-- Written exercise --
Each entry below must be repeated word for word.

-- Data rows --
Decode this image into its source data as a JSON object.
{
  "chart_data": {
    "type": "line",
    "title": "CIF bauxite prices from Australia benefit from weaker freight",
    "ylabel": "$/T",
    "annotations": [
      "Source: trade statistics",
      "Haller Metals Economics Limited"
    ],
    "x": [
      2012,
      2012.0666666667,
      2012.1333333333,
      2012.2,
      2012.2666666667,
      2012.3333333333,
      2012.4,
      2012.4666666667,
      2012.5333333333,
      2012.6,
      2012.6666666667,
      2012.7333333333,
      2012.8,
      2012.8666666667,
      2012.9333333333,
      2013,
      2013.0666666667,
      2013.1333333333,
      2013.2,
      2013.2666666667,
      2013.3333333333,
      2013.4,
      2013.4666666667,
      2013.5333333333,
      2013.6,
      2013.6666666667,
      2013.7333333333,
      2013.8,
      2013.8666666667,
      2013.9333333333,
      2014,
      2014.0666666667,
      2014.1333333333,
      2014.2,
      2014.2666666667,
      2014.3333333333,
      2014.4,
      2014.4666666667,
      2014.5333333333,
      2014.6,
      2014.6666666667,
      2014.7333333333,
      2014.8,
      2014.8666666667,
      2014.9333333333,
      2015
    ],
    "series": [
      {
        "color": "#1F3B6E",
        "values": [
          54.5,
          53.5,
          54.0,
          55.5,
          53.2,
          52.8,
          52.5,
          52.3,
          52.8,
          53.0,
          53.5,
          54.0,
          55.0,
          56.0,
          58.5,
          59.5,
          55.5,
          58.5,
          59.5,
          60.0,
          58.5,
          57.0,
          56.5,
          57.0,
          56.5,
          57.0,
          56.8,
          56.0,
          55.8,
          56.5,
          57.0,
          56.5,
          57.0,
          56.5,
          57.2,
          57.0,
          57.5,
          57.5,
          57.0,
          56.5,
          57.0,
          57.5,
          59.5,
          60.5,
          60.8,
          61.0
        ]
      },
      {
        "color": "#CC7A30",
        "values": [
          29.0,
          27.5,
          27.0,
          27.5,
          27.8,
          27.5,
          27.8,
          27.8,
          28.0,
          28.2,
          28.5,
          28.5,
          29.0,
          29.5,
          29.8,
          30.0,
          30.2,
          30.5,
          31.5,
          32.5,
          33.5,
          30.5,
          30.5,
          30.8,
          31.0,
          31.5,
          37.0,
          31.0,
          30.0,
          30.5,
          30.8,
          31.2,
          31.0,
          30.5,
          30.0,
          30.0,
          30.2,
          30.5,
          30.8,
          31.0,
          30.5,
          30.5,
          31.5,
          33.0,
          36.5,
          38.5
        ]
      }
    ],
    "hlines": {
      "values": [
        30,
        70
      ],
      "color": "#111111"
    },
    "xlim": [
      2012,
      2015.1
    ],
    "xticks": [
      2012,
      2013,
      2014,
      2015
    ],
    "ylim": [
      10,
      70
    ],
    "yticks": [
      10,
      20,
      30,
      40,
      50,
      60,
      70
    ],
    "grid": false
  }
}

-- Output --
Decode this image into its source data as a JSON object.
{
  "chart_data": {
    "type": "line",
    "title": "CIF bauxite prices from Australia benefit from weaker freight",
    "ylabel": "$/T",
    "annotations": [
      "Source: trade statistics",
      "Haller Metals Economics Limited"
    ],
    "x": [
      2012,
      2012.0666666667,
      2012.1333333333,
      2012.2,
      2012.2666666667,
      2012.3333333333,
      2012.4,
      2012.4666666667,
      2012.5333333333,
      2012.6,
      2012.6666666667,
      2012.7333333333,
      2012.8,
      2012.8666666667,
      2012.9333333333,
      2013,
      2013.0666666667,
      2013.1333333333,
      2013.2,
      2013.2666666667,
      2013.3333333333,
      2013.4,
      2013.4666666667,
      2013.5333333333,
      2013.6,
      2013.6666666667,
      2013.7333333333,
      2013.8,
      2013.8666666667,
      2013.9333333333,
      2014,
      2014.0666666667,
      2014.1333333333,
      2014.2,
      2014.2666666667,
      2014.3333333333,
      2014.4,
      2014.4666666667,
      2014.5333333333,
      2014.6,
      2014.6666666667,
      2014.7333333333,
      2014.8,
      2014.8666666667,
      2014.9333333333,
      2015
    ],
    "series": [
      {
        "color": "#1F3B6E",
        "values": [
          54.5,
          53.5,
          54.0,
          55.5,
          53.2,
          52.8,
          52.5,
          52.3,
          52.8,
          53.0,
          53.5,
          54.0,
          55.0,
          56.0,
          58.5,
          59.5,
          55.5,
          58.5,
          59.5,
          60.0,
          58.5,
          57.0,
          56.5,
          57.0,
          56.5,
          57.0,
          56.8,
          56.0,
          55.8,
          56.5,
          57.0,
          56.5,
          57.0,
          56.5,
          57.2,
          57.0,
          57.5,
          57.5,
          57.0,
          56.5,
          57.0,
          57.5,
          59.5,
          60.5,
          60.8,
          61.0
        ]
      },
      {
        "color": "#CC7A30",
        "values": [
          29.0,
          27.5,
          27.0,
          27.5,
          27.8,
          27.5,
          27.8,
          27.8,
          28.0,
          28.2,
          28.5,
          28.5,
          29.0,
          29.5,
          29.8,
          30.0,
          30.2,
          30.5,
          31.5,
          32.5,
          33.5,
          30.5,
          30.5,
          30.8,
          31.0,
          31.5,
          37.0,
          31.0,
          30.0,
          30.5,
          30.8,
          31.2,
          31.0,
          30.5,
          30.0,
          30.0,
          30.2,
          30.5,
          30.8,
          31.0,
          30.5,
          30.5,
          31.5,
          33.0,
          36.5,
          38.5
        ]
      }
    ],
    "hlines": {
      "values": [
        30,
        70
      ],
      "color": "#111111"
    },
    "xlim": [
      2012,
      2015.1
    ],
    "xticks": [
      2012,
      2013,
      2014,
      2015
    ],
    "ylim": [
      10,
      70
    ],
    "yticks": [
      10,
      20,
      30,
      40,
      50,
      60,
      70
    ],
    "grid": false
  }
}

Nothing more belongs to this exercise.